Raw records

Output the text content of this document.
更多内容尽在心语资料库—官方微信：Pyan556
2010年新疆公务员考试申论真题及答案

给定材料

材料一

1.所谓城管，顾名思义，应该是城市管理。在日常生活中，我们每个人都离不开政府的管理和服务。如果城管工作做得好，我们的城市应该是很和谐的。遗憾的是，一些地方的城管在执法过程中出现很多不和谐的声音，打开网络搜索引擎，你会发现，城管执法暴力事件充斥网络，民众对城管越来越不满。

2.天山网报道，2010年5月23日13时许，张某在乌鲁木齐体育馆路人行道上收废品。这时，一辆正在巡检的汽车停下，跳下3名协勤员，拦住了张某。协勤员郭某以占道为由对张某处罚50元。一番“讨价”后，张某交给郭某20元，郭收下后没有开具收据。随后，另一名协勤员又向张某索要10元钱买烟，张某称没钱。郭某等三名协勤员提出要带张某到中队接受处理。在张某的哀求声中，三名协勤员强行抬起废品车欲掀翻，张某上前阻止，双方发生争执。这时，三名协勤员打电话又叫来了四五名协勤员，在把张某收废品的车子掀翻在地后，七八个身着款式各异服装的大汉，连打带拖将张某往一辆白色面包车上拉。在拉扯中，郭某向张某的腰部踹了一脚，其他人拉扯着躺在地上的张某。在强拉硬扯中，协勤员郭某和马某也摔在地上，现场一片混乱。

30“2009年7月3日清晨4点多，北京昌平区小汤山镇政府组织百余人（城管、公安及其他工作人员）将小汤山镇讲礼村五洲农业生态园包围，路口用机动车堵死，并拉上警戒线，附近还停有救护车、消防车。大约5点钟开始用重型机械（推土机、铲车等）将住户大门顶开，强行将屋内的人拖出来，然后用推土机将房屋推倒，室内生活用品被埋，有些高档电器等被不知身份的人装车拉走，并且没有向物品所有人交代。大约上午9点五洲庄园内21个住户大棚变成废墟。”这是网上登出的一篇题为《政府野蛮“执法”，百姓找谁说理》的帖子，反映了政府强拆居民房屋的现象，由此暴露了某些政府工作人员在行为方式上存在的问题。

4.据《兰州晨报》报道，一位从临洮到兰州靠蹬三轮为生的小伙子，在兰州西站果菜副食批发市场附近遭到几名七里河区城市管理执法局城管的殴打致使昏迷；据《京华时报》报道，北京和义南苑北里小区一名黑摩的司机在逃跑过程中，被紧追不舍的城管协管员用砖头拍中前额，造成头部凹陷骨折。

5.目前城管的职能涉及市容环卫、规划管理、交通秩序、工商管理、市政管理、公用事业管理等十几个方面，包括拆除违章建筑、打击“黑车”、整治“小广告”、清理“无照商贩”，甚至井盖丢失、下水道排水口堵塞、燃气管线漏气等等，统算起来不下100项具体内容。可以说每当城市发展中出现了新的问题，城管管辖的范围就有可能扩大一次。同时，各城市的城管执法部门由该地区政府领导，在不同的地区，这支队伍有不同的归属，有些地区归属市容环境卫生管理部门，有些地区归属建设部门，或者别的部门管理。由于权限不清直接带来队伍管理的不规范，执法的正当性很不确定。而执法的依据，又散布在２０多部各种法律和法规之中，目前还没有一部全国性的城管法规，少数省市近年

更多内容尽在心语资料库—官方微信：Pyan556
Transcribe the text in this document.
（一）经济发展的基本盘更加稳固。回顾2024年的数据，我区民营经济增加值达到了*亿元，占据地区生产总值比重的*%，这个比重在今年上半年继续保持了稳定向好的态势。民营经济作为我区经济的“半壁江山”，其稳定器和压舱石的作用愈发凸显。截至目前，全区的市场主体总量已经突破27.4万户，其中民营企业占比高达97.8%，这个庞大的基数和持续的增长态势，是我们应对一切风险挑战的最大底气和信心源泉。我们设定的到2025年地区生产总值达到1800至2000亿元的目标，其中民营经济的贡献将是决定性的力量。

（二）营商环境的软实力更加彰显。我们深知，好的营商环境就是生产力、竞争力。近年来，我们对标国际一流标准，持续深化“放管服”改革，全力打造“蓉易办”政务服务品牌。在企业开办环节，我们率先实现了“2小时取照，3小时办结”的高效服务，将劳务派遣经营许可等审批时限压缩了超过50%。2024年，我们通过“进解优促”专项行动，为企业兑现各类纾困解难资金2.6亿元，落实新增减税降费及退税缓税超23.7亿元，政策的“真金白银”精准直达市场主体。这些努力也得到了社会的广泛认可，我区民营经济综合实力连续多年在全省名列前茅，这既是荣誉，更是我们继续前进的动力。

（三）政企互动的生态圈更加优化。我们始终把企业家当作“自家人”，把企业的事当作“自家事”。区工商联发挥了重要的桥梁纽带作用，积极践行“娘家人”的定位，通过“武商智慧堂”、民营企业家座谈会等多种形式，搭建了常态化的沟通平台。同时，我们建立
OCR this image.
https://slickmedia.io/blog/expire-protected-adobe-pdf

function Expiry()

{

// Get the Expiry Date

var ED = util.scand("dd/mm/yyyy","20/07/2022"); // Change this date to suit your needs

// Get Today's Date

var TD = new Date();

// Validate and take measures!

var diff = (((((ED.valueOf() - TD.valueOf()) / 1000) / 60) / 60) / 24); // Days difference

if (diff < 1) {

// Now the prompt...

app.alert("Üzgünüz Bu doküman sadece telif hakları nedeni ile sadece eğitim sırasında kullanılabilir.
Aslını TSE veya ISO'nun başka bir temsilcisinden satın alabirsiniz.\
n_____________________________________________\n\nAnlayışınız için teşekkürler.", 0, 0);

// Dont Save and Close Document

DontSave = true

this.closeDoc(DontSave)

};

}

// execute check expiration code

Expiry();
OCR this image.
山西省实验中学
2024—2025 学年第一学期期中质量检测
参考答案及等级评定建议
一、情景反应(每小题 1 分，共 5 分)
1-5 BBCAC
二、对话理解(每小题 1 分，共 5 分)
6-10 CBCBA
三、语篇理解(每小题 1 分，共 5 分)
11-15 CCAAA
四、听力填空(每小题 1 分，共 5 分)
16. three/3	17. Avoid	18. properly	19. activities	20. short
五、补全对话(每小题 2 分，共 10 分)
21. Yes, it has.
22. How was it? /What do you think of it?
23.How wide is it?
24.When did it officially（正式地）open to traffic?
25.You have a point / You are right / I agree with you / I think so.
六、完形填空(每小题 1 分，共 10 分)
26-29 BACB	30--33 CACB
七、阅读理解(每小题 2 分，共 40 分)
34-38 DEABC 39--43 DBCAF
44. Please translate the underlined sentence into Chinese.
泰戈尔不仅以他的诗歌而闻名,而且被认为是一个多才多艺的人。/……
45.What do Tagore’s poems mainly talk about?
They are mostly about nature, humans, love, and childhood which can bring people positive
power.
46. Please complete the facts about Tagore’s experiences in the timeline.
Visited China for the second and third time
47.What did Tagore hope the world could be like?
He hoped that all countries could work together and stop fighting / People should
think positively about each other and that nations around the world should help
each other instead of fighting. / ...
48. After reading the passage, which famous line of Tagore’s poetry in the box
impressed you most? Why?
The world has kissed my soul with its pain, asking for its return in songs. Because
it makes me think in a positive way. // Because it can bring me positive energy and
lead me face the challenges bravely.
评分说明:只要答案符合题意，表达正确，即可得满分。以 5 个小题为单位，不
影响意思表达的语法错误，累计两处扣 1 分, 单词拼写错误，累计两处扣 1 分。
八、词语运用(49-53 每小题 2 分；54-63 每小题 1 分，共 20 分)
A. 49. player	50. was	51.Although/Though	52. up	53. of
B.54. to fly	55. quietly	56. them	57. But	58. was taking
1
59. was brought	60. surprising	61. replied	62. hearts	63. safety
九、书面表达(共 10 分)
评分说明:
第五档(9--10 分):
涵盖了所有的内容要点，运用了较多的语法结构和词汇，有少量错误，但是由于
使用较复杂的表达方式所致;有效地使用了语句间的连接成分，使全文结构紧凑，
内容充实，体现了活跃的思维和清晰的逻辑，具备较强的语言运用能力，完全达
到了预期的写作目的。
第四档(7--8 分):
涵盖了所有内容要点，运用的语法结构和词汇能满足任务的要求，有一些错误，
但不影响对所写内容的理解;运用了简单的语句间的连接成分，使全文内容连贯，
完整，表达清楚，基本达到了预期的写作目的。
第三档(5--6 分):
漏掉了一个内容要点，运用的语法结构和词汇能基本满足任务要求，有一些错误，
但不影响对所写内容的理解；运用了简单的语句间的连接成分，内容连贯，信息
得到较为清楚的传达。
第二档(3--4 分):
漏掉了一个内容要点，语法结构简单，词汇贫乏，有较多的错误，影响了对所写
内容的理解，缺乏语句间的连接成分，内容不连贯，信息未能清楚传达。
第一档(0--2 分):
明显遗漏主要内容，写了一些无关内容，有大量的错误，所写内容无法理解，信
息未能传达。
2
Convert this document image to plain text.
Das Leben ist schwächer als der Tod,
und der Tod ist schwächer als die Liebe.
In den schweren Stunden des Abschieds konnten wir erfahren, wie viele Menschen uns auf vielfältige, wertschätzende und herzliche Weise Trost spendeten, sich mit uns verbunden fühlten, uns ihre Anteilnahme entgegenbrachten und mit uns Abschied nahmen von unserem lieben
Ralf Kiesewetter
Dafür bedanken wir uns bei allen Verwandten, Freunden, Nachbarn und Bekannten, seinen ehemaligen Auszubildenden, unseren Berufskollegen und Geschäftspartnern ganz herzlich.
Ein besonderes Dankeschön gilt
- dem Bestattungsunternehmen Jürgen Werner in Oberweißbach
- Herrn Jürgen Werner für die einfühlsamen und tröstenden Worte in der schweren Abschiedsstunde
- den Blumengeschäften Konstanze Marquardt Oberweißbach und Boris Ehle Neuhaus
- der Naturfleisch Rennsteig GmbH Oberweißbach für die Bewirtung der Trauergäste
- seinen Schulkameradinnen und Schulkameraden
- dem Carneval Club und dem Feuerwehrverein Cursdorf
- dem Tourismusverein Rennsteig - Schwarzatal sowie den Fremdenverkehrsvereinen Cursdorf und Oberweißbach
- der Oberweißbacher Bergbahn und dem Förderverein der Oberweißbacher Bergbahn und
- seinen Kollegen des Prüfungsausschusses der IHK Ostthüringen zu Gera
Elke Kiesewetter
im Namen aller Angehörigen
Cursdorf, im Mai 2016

> **DESCRIPTION OF THE TASK**:
Show each line of the data that contains the string "What".

> **THE ANSWER**:
22. How was it? /What do you think of it?
45.What do Tagore’s poems mainly talk about?
47.What did Tagore hope the world could be like?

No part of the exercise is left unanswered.